══ Document segment ══

[ZODB-Dev] Large BTrees

Tim Peters tim at zope.com
Tue Dec 16 16:14:52 EST 2003


[Gfeller Martin]
> I used APL in the nineties, certainly a high level, interpreted
> language with non-trivial data structures (and as readable as Perl
> ;-)).
>
> Support for memory profiling was good (space consumed by each object
> "on its own", space of each accessible objects), but memory was much
> more of a constraint at that time, so support *had* to be good.

Hmm.  I used APL in the seventies, and at least at that time it had only two
scalar types ("number" and "8-bit character"), and one container type
("dense array with any number of dimensions").  It was superbly suited to
massive number-crunching, for algorithms that could be written naturally in
that form, but usually more trouble than it was worth for other stuff.

The memory structure of that APL was very simple, of course:  effective APL
programs slammed all their data into a small number of large arrays, and an
array, regardless of shape (rank and actual dimensions), was a single
contigous piece of storage packed with platform-native floats or characters.
No pointers, no references, no distributed structures of any kind.

═══
══ Stored records ══

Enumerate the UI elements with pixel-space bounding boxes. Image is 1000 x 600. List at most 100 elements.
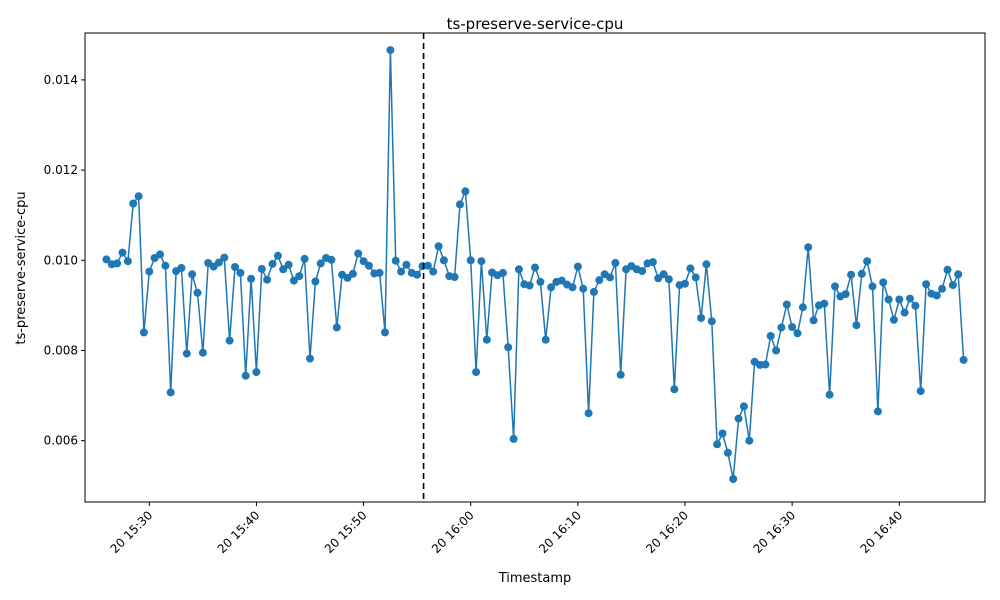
data-point	[713, 440, 722, 449]
data-point	[188, 270, 197, 279]
data-point	[761, 360, 770, 369]
data-point	[193, 288, 202, 297]
data-point	[900, 308, 909, 317]
data-point	[697, 314, 706, 322]
data-point	[804, 243, 813, 252]
data-point	[954, 270, 963, 279]
data-point	[638, 267, 647, 276]
y-tick-label: 0.014	[44, 73, 78, 87]
data-point	[156, 250, 164, 259]
data-point	[670, 385, 679, 394]
data-point	[123, 257, 132, 266]
series-layer	[102, 46, 968, 483]
data-point	[889, 315, 898, 324]
data-point	[916, 387, 925, 396]
data-point	[906, 294, 914, 303]
data-point	[284, 260, 293, 269]
data-point	[606, 273, 614, 282]
data-point	[718, 429, 727, 438]
data-point	[295, 272, 304, 281]
data-point	[257, 264, 266, 273]
y-tick-label: 0.008	[44, 343, 78, 357]
data-point	[911, 301, 920, 310]
data-point	[113, 259, 122, 268]
data-point	[241, 371, 250, 380]
data-point	[525, 281, 534, 290]
data-point	[166, 388, 175, 397]
data-point	[541, 335, 550, 344]
x-axis-ticks: 20 15:30 20 15:40 20 15:50 20 16:00 20 16:10…	[108, 502, 905, 556]
data-point	[739, 402, 748, 411]
data-point	[429, 267, 438, 276]
data-point	[466, 256, 475, 265]
data-point	[268, 259, 277, 268]
data-point	[938, 284, 947, 293]
data-point	[118, 248, 127, 257]
data-point	[611, 259, 620, 267]
y-tick-label: 0.010	[44, 253, 78, 267]
data-point	[788, 323, 797, 331]
data-point	[777, 323, 786, 332]
data-point	[841, 290, 850, 299]
data-point	[884, 295, 893, 304]
data-point	[391, 256, 400, 265]
y-axis-label: ts-preserve-service-cpu	[14, 191, 29, 344]
data-point	[932, 291, 941, 300]
data-point	[943, 265, 952, 274]
y-tick-label: 0.012	[44, 163, 78, 177]
data-point	[461, 187, 470, 196]
data-point	[648, 258, 657, 267]
data-point	[589, 287, 598, 296]
data-point	[707, 317, 716, 326]
data-point	[664, 275, 673, 284]
data-point	[686, 264, 695, 273]
x-tick-label: 20 15:30	[108, 508, 156, 556]
data-point	[595, 276, 604, 285]
data-point	[579, 284, 588, 293]
data-point	[263, 275, 272, 284]
x-tick-label: 20 16:10	[536, 508, 584, 556]
data-point	[289, 276, 298, 285]
data-point	[300, 254, 309, 263]
data-point	[252, 368, 261, 377]
data-point	[139, 328, 148, 337]
chart-title: ts-preserve-service-cpu	[447, 15, 624, 33]
data-point	[456, 200, 464, 209]
data-point	[863, 257, 872, 266]
data-point	[616, 370, 625, 379]
data-point	[948, 281, 957, 290]
data-point	[573, 262, 582, 271]
data-point	[439, 256, 448, 265]
data-point	[225, 336, 234, 345]
data-point	[895, 295, 904, 304]
data-point	[531, 263, 539, 272]
data-point	[681, 279, 689, 288]
x-tick-label: 20 15:40	[215, 508, 263, 556]
data-point	[279, 265, 288, 274]
data-point	[482, 335, 491, 344]
data-point	[332, 323, 341, 332]
data-point	[536, 277, 545, 286]
data-point	[568, 283, 577, 292]
data-point	[247, 274, 256, 283]
data-point	[782, 300, 791, 309]
data-point	[868, 282, 877, 291]
data-point	[402, 260, 411, 269]
data-point	[847, 270, 856, 279]
data-point	[220, 253, 229, 262]
data-point	[364, 261, 373, 270]
data-point	[831, 282, 839, 291]
data-point	[327, 255, 336, 264]
data-point	[145, 267, 154, 276]
data-point	[198, 348, 207, 357]
data-point	[354, 249, 363, 258]
data-point	[745, 436, 754, 445]
data-point	[793, 329, 802, 338]
data-point	[959, 355, 968, 364]
data-point	[857, 269, 866, 278]
data-point	[477, 257, 486, 266]
data-point	[691, 273, 700, 282]
x-tick-label: 20 16:20	[643, 508, 691, 556]
data-point	[852, 321, 861, 330]
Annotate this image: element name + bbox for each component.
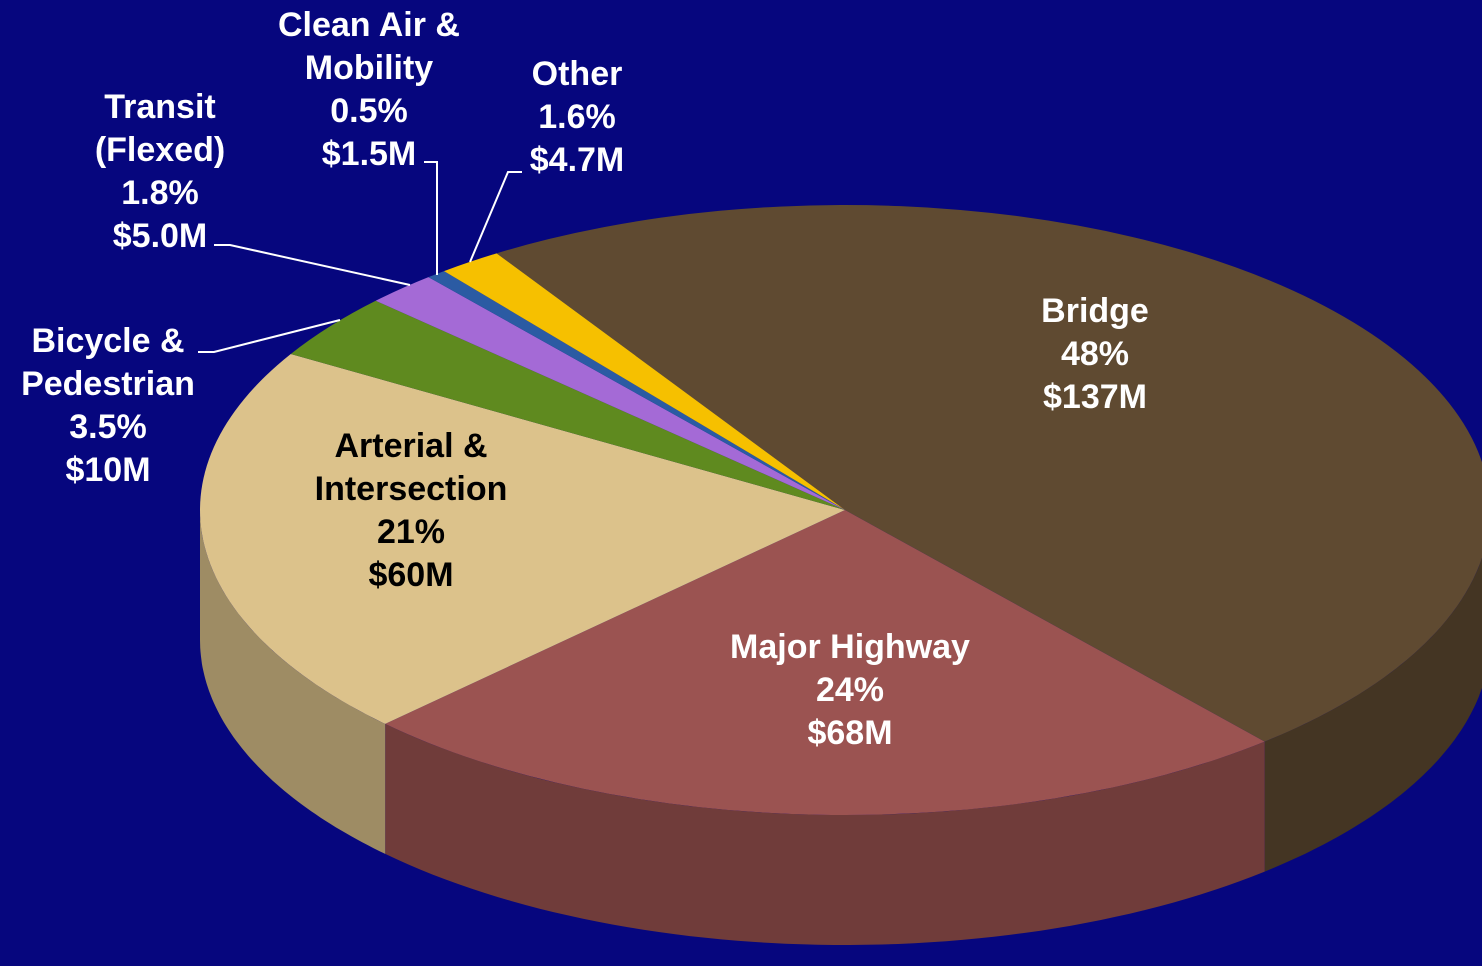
amount-label: $137M — [1043, 378, 1147, 416]
amount-label: $68M — [807, 714, 893, 752]
amount-label: $10M — [65, 451, 151, 489]
category-label: Bridge — [1041, 292, 1149, 330]
leader-lines — [198, 161, 522, 353]
slice-label: Arterial & Intersection 21% $60M — [281, 425, 541, 597]
slice-side — [1264, 558, 1482, 872]
amount-label: $1.5M — [321, 135, 417, 173]
category-label: Clean Air & Mobility — [277, 6, 460, 87]
leader-line — [198, 319, 341, 353]
percent-label: 1.8% — [121, 174, 199, 212]
slice-label: Bridge 48% $137M — [965, 290, 1225, 419]
category-label: Major Highway — [730, 628, 970, 666]
category-label: Arterial & Intersection — [314, 427, 508, 508]
percent-label: 48% — [1060, 335, 1130, 373]
slice — [290, 300, 845, 510]
amount-label: $5.0M — [112, 217, 208, 255]
slice — [428, 271, 845, 510]
slice-label: Other 1.6% $4.7M — [502, 53, 652, 182]
percent-label: 0.5% — [330, 92, 408, 130]
percent-label: 3.5% — [69, 408, 147, 446]
slice-label: Major Highway 24% $68M — [690, 626, 1010, 755]
slice-side — [200, 510, 386, 854]
slice-label: Bicycle & Pedestrian 3.5% $10M — [8, 320, 208, 492]
leader-line — [424, 161, 438, 275]
leader-line — [469, 171, 522, 263]
leader-line — [214, 244, 411, 286]
slice — [199, 353, 846, 724]
percent-label: 21% — [376, 513, 446, 551]
category-label: Transit (Flexed) — [94, 88, 226, 169]
slice — [496, 205, 1482, 742]
slice-label: Clean Air & Mobility 0.5% $1.5M — [259, 4, 479, 176]
slice-label: Transit (Flexed) 1.8% $5.0M — [85, 86, 235, 258]
percent-label: 1.6% — [538, 98, 616, 136]
slice-side — [385, 723, 1265, 945]
category-label: Other — [531, 55, 623, 93]
amount-label: $60M — [368, 556, 454, 594]
amount-label: $4.7M — [529, 141, 625, 179]
percent-label: 24% — [815, 671, 885, 709]
category-label: Bicycle & Pedestrian — [21, 322, 195, 403]
slice — [375, 277, 845, 510]
slice — [385, 510, 1265, 815]
slice — [444, 253, 845, 510]
slices — [199, 205, 1482, 945]
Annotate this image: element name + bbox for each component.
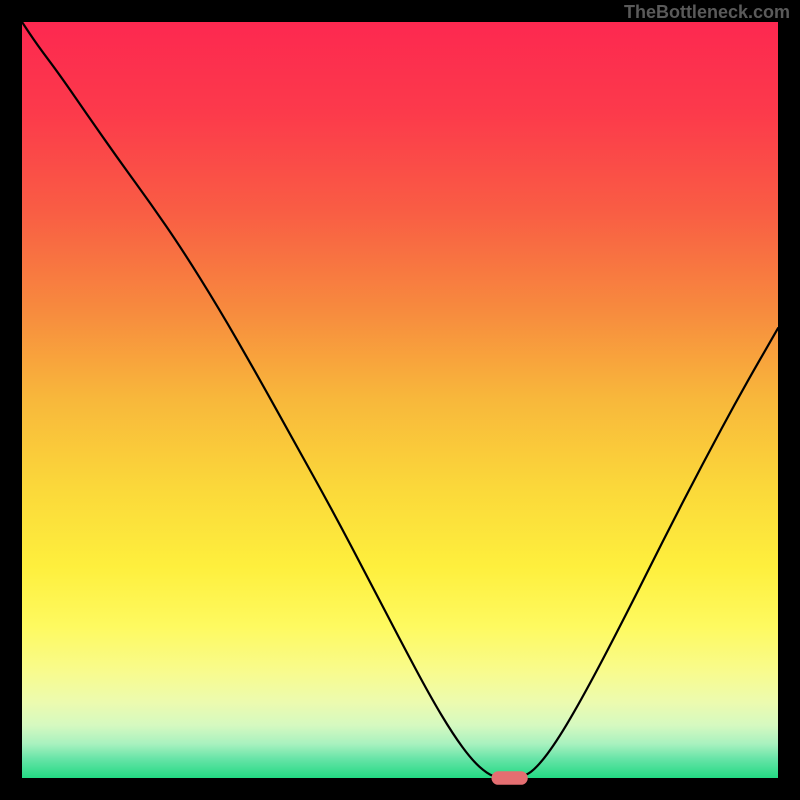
chart-container: TheBottleneck.com: [0, 0, 800, 800]
watermark-text: TheBottleneck.com: [624, 2, 790, 23]
bottleneck-chart: [0, 0, 800, 800]
gradient-background: [22, 22, 778, 778]
optimal-marker: [491, 771, 527, 785]
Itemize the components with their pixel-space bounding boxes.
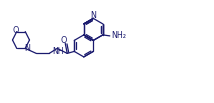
Text: N: N (24, 44, 30, 53)
Text: NH: NH (52, 47, 64, 56)
Text: O: O (61, 36, 67, 45)
Text: N: N (90, 11, 96, 20)
Text: NH₂: NH₂ (111, 31, 126, 40)
Text: O: O (12, 26, 19, 35)
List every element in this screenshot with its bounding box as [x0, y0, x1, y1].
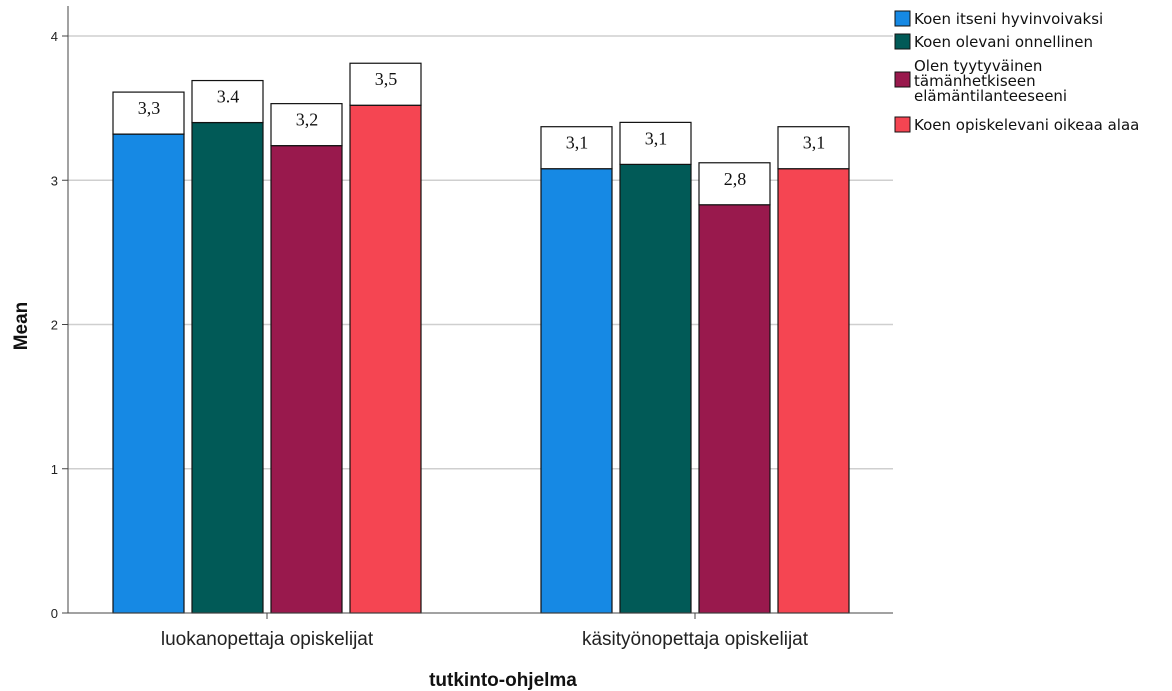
legend-label: Koen opiskelevani oikeaa alaa [914, 116, 1139, 134]
bar [270, 145, 343, 614]
x-tick-label: luokanopettaja opiskelijat [161, 629, 374, 650]
y-axis: 0 1 2 3 4 [51, 6, 69, 621]
data-label: 3,2 [296, 110, 319, 130]
bar [698, 204, 771, 614]
bar [349, 104, 422, 614]
data-label-box [349, 62, 422, 106]
legend-swatch [894, 33, 911, 50]
bars: 3,3 3.4 3,2 3,5 3,1 3,1 2,8 3,1 [112, 62, 850, 614]
legend: Koen itseni hyvinvoivaksi Koen olevani on… [894, 10, 1139, 134]
legend-label: elämäntilanteeseeni [914, 87, 1067, 105]
data-label: 2,8 [724, 169, 747, 189]
data-label: 3.4 [217, 87, 240, 107]
bar [540, 168, 613, 614]
x-axis-title: tutkinto-ohjelma [429, 670, 577, 691]
data-label-box [777, 126, 850, 170]
legend-swatch [894, 116, 911, 133]
y-tick-label: 2 [51, 318, 58, 333]
bar [191, 121, 264, 614]
data-label-box [191, 79, 264, 124]
y-tick-label: 3 [51, 173, 58, 188]
data-label-box [270, 103, 343, 147]
data-label: 3,1 [803, 133, 826, 153]
bar [112, 133, 185, 614]
data-label: 3,1 [566, 133, 589, 153]
data-label-box [540, 126, 613, 170]
data-label: 3,1 [645, 128, 668, 148]
legend-swatch [894, 71, 911, 88]
bar [619, 163, 692, 614]
x-axis: luokanopettaja opiskelijat käsityönopetta… [68, 612, 893, 650]
legend-label: tämänhetkiseen [914, 72, 1036, 90]
y-tick-label: 1 [51, 462, 58, 477]
data-label: 3,5 [375, 69, 398, 89]
bar [777, 168, 850, 614]
data-label-box [698, 162, 771, 206]
data-label: 3,3 [138, 98, 161, 118]
data-label-box [112, 91, 185, 135]
x-tick-label: käsityönopettaja opiskelijat [582, 629, 809, 650]
y-tick-label: 0 [51, 606, 58, 621]
legend-label: Koen olevani onnellinen [914, 33, 1093, 51]
legend-label: Olen tyytyväinen [914, 57, 1042, 75]
y-axis-title: Mean [11, 302, 32, 351]
y-tick-label: 4 [51, 29, 58, 44]
legend-label: Koen itseni hyvinvoivaksi [914, 10, 1103, 28]
data-label-box [619, 121, 692, 165]
legend-swatch [894, 10, 911, 27]
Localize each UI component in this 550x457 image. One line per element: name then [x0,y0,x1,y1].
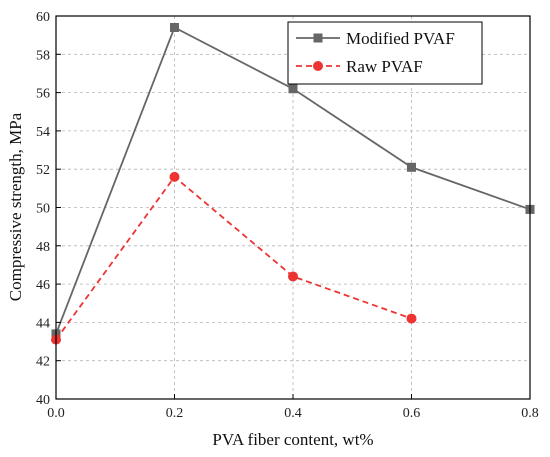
x-tick-label: 0.6 [403,406,421,421]
y-tick-label: 54 [36,125,50,140]
x-tick-label: 0.4 [284,406,302,421]
x-tick-label: 0.0 [47,406,65,421]
y-tick-label: 52 [36,163,50,178]
legend-marker-modified [313,33,323,43]
data-point-modified [407,162,416,172]
y-tick-label: 46 [36,278,50,293]
x-tick-label: 0.2 [166,406,184,421]
legend: Modified PVAF Raw PVAF [287,21,483,85]
x-axis-title: PVA fiber content, wt% [212,430,373,449]
axis-ticks: 0.0 0.2 0.4 0.6 0.8 40 42 44 46 48 50 52 54 56 58 60 [36,10,539,421]
data-point-modified [170,22,179,32]
y-tick-label: 60 [36,10,50,25]
y-tick-label: 40 [36,393,50,408]
data-point-raw [288,271,298,282]
legend-label-raw: Raw PVAF [346,57,423,76]
y-tick-label: 50 [36,202,50,217]
legend-box [287,21,483,85]
y-tick-label: 44 [36,316,50,331]
y-tick-label: 48 [36,240,50,255]
legend-label-modified: Modified PVAF [346,29,455,48]
x-tick-label: 0.8 [521,406,539,421]
y-axis-title: Compressive strength, MPa [6,112,25,301]
series-line-raw [55,175,412,341]
data-point-modified [288,84,298,94]
y-tick-label: 58 [36,48,50,63]
data-point-raw [406,313,417,324]
legend-marker-raw [313,61,323,71]
data-point-raw [169,171,180,182]
y-tick-label: 56 [36,87,50,102]
y-tick-label: 42 [36,355,50,370]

═══

§ What to work on
A. Reproduce the mailing-list post on large BTrees in its entirety, without changing a character.
B. Duplicate only the following lines of the records: begin at the line that contains "chart-container: TheBottleneck.com: [0, 0, 800, 800]", and stop after the line that contains "Itemize the components", including both of those lines.

§ Solutions below
A.
[ZODB-Dev] Large BTrees

Tim Peters tim at zope.com
Tue Dec 16 16:14:52 EST 2003


[Gfeller Martin]
> I used APL in the nineties, certainly a high level, interpreted
> language with non-trivial data structures (and as readable as Perl
> ;-)).
>
> Support for memory profiling was good (space consumed by each object
> "on its own", space of each accessible objects), but memory was much
> more of a constraint at that time, so support *had* to be good.

Hmm.  I used APL in the seventies, and at least at that time it had only two
scalar types ("number" and "8-bit character"), and one container type
("dense array with any number of dimensions").  It was superbly suited to
massive number-crunching, for algorithms that could be written naturally in
that form, but usually more trouble than it was worth for other stuff.

The memory structure of that APL was very simple, of course:  effective APL
programs slammed all their data into a small number of large arrays, and an
array, regardless of shape (rank and actual dimensions), was a single
contigous piece of storage packed with platform-native floats or characters.
No pointers, no references, no distributed structures of any kind.

B.
chart-container: TheBottleneck.com: [0, 0, 800, 800]
watermark-text: TheBottleneck.com: [624, 2, 790, 23]
bottleneck-chart: [0, 0, 800, 800]
gradient-background: [22, 22, 778, 778]
optimal-marker: [491, 771, 527, 785]
Itemize the components with their pixel-space bounding boxes.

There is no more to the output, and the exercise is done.